__Your goal__
Collect from the data below each line with "지원신청서".

─── Records for this exercise ───

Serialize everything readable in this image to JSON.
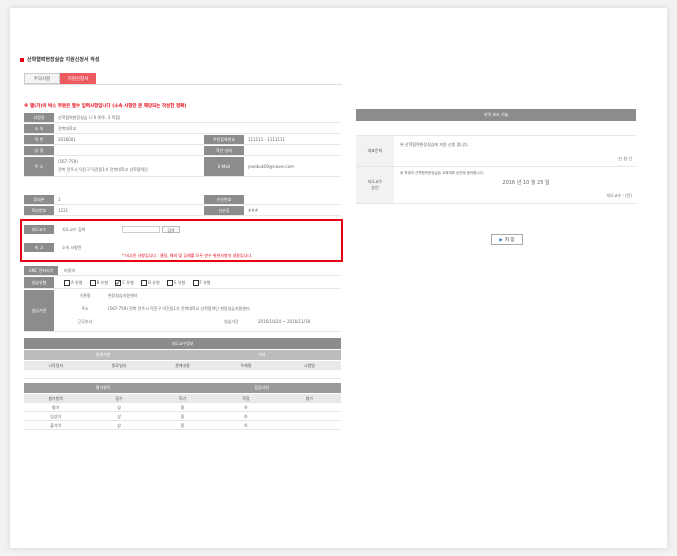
{
  "page": {
    "title": "산학협력현장실습 지원신청서 작성",
    "tabs": [
      {
        "label": "주의사항",
        "active": false
      },
      {
        "label": "지원신청서",
        "active": true
      }
    ],
    "notice": "※ 별(가)의 박스 부분은 필수 입력사항입니다 (소속 사항만 문 해당되는 작성한 정확)",
    "accent_color": "#e60012",
    "tab_active_color": "#ee5a62",
    "header_gray": "#8c8c8c"
  },
  "form": {
    "rows": [
      {
        "label": "과정명",
        "value": "산학협력현장실습 I / II (6주, 3 학점)"
      },
      {
        "label": "소 속",
        "value": "전북대학교"
      },
      {
        "label": "학 번",
        "value": "2016001",
        "label2": "주민등록번호",
        "value2": "111111 - 1111111"
      },
      {
        "label": "성 명",
        "value": "",
        "label2": "학년 상태",
        "value2": ""
      },
      {
        "label": "주 소",
        "value": "(567-759)",
        "value_b": "전북 전주시 덕진구 덕진동1가 전북대학교 산학협력단",
        "label2": "E-Mail",
        "value2": "jeonbuk00@naver.com"
      },
      {
        "label": "휴대폰",
        "value": "1",
        "label2": "유선번호",
        "value2": ""
      },
      {
        "label": "학부번호",
        "value": "1221",
        "label2": "신분증",
        "value2": "###"
      }
    ],
    "redbox": {
      "advisor_label": "지도교수",
      "advisor_sublabel": "지도교수 검색",
      "search_button": "검색",
      "note_label": "비 고",
      "note_sublabel": "소속 사항란",
      "note_text": "* 비고란 사항입니다 : 결정, 해외 및 공채를 모두 연수 위한사항의 내용입니다."
    },
    "field_label": "UNC 전처리기",
    "field_value": "미정의",
    "type_label": "실습유형",
    "types": [
      {
        "label": "A 유형",
        "checked": false
      },
      {
        "label": "B 유형",
        "checked": false
      },
      {
        "label": "C 유형",
        "checked": true
      },
      {
        "label": "D 유형",
        "checked": false
      },
      {
        "label": "E 유형",
        "checked": false
      },
      {
        "label": "F 유형",
        "checked": false
      }
    ],
    "org": {
      "label": "실습기관",
      "name_label": "기관명",
      "name_value": "현장실습지원센터",
      "addr_label": "주소",
      "addr_value": "(567-759) 전북 전주시 덕진구 덕진동1가 전북대학교 산학협력단 현장실습지원센터",
      "dept_label": "근무부서",
      "dept_value": "",
      "period_label": "실습기간",
      "period_value": "2016/10/24 ~ 2016/11/18"
    },
    "section2_title": "지도교수정보",
    "section2_sub": [
      "관계사항",
      "기타"
    ],
    "section2_cols": [
      "시작일자",
      "종료일자",
      "관계내용",
      "주제명",
      "시험명"
    ],
    "section3_sub": [
      "평가항목",
      "점검사항"
    ],
    "section3_cols": [
      "평가항목",
      "점수",
      "학기",
      "학점",
      "평가"
    ],
    "section3_rows": [
      [
        "평가",
        "상",
        "중",
        "하",
        ""
      ],
      [
        "입상이",
        "상",
        "중",
        "하",
        ""
      ],
      [
        "출석이",
        "상",
        "중",
        "하",
        ""
      ]
    ]
  },
  "right": {
    "header": "지역 보조 기술",
    "rows": [
      {
        "label": "대표문희",
        "text": "위 산학협력현장실습에 지원 신청 합니다.",
        "sign": "신 청 인"
      },
      {
        "label": "지도교수\n승인",
        "text": "위 학생의 산학협력현장실습 교육계획 승인에 동의합니다.",
        "date": "2016 년  10 월  25 일",
        "sign": "지도교수 : (인)"
      }
    ],
    "submit_button": "저 장"
  }
}
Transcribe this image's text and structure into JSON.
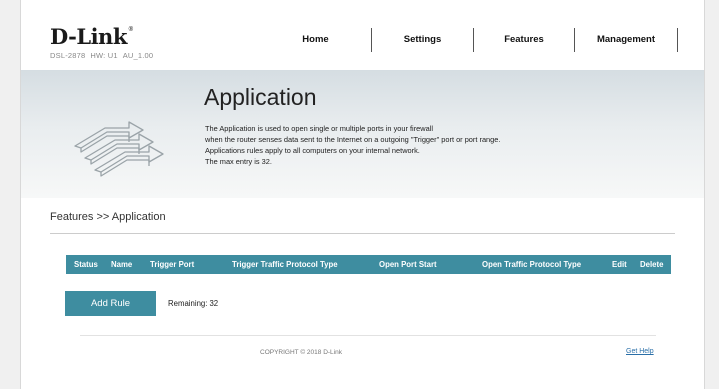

───

__Correct result__
    "title": "산학협력현장실습 지원신청서 작성",
        "label": "지원신청서",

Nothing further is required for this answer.